### Provided records

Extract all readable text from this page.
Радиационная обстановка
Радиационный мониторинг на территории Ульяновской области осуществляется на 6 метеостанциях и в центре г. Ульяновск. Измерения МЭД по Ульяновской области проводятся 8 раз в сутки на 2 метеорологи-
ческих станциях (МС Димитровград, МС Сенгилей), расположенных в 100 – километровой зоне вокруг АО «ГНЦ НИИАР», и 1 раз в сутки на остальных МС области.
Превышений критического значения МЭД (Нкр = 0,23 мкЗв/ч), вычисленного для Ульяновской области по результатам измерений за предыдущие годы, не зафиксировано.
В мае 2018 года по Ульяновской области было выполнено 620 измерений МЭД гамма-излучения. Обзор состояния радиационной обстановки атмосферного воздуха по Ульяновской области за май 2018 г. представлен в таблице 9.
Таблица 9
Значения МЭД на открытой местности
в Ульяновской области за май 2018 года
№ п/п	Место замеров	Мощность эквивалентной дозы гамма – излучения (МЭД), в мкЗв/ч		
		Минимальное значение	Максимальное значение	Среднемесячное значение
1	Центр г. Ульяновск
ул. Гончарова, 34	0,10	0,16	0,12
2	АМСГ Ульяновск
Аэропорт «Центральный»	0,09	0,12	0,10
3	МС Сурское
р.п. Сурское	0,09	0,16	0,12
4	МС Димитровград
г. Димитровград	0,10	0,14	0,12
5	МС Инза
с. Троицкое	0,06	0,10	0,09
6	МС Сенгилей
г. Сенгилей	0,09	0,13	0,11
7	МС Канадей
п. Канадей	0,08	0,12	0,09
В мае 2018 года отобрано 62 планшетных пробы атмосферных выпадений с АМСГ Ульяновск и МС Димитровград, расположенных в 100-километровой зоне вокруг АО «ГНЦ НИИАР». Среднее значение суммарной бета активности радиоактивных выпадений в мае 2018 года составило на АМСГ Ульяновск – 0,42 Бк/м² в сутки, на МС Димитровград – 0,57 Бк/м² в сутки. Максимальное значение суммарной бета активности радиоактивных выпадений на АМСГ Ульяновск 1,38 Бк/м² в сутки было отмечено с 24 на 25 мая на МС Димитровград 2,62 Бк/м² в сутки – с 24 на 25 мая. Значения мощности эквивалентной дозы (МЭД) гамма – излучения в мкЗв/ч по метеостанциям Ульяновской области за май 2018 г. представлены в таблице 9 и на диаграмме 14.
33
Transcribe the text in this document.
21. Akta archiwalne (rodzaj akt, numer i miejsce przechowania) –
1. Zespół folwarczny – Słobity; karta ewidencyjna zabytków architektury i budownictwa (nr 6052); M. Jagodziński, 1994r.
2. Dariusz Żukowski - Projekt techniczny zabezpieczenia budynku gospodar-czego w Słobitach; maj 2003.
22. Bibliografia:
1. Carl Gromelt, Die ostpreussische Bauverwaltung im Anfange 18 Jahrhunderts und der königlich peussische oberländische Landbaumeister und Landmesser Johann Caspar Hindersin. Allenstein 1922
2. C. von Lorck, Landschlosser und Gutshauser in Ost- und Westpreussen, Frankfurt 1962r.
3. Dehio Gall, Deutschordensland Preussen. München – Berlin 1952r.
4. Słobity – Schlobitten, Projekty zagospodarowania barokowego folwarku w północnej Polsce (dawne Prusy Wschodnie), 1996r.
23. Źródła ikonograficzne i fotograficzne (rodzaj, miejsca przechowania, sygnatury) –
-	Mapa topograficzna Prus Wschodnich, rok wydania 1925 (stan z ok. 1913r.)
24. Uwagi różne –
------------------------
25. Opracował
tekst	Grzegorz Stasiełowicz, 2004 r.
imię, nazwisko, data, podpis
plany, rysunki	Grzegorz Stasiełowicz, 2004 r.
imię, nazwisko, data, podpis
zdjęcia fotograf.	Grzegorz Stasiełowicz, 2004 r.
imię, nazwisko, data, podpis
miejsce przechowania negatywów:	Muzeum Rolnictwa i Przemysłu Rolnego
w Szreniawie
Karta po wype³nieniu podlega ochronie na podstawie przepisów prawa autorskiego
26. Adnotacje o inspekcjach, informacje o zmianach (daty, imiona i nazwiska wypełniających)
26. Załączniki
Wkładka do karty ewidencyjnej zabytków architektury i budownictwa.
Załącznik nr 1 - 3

######

> Stated exercise: All lines holding the word "this" should be picked out and copied.

> Reply to the exercise:
Extract all readable text from this page.
Transcribe the text in this document.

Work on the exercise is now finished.